Task to carry out ->
Transcribe all of the records word for word, but omit the pictures.

Data to process ->
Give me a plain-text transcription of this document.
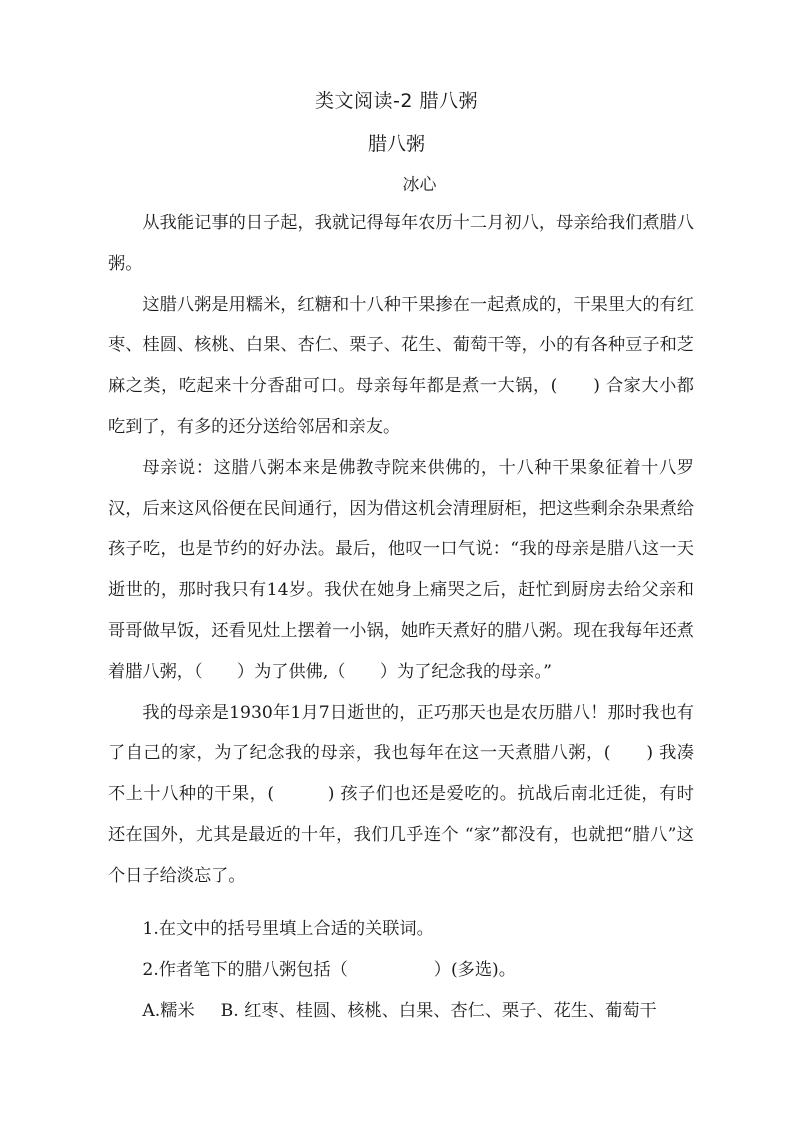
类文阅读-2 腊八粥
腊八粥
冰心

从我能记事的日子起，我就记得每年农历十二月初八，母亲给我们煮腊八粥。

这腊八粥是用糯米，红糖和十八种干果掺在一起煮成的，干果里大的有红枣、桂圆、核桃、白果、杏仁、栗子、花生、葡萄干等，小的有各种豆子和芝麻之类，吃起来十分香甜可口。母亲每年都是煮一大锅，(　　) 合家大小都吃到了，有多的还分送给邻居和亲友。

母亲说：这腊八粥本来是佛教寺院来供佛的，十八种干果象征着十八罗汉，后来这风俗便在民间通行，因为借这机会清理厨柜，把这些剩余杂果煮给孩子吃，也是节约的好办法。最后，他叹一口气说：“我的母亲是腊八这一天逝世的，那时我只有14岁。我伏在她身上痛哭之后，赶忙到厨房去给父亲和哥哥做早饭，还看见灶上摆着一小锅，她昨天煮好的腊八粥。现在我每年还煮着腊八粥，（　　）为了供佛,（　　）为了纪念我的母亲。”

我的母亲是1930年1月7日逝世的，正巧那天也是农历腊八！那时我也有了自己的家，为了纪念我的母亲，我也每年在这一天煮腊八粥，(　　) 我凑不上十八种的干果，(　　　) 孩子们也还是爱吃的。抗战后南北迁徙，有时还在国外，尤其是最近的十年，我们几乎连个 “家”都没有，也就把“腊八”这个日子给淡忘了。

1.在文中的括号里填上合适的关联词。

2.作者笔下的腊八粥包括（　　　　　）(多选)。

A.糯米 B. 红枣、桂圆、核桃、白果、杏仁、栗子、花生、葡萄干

Solved exercise ->
Give me a plain-text transcription of this document.
类文阅读-2 腊八粥
腊八粥
冰心

从我能记事的日子起，我就记得每年农历十二月初八，母亲给我们煮腊八粥。

这腊八粥是用糯米，红糖和十八种干果掺在一起煮成的，干果里大的有红枣、桂圆、核桃、白果、杏仁、栗子、花生、葡萄干等，小的有各种豆子和芝麻之类，吃起来十分香甜可口。母亲每年都是煮一大锅，(　　) 合家大小都吃到了，有多的还分送给邻居和亲友。

母亲说：这腊八粥本来是佛教寺院来供佛的，十八种干果象征着十八罗汉，后来这风俗便在民间通行，因为借这机会清理厨柜，把这些剩余杂果煮给孩子吃，也是节约的好办法。最后，他叹一口气说：“我的母亲是腊八这一天逝世的，那时我只有14岁。我伏在她身上痛哭之后，赶忙到厨房去给父亲和哥哥做早饭，还看见灶上摆着一小锅，她昨天煮好的腊八粥。现在我每年还煮着腊八粥，（　　）为了供佛,（　　）为了纪念我的母亲。”

我的母亲是1930年1月7日逝世的，正巧那天也是农历腊八！那时我也有了自己的家，为了纪念我的母亲，我也每年在这一天煮腊八粥，(　　) 我凑不上十八种的干果，(　　　) 孩子们也还是爱吃的。抗战后南北迁徙，有时还在国外，尤其是最近的十年，我们几乎连个 “家”都没有，也就把“腊八”这个日子给淡忘了。

1.在文中的括号里填上合适的关联词。

2.作者笔下的腊八粥包括（　　　　　）(多选)。

A.糯米 B. 红枣、桂圆、核桃、白果、杏仁、栗子、花生、葡萄干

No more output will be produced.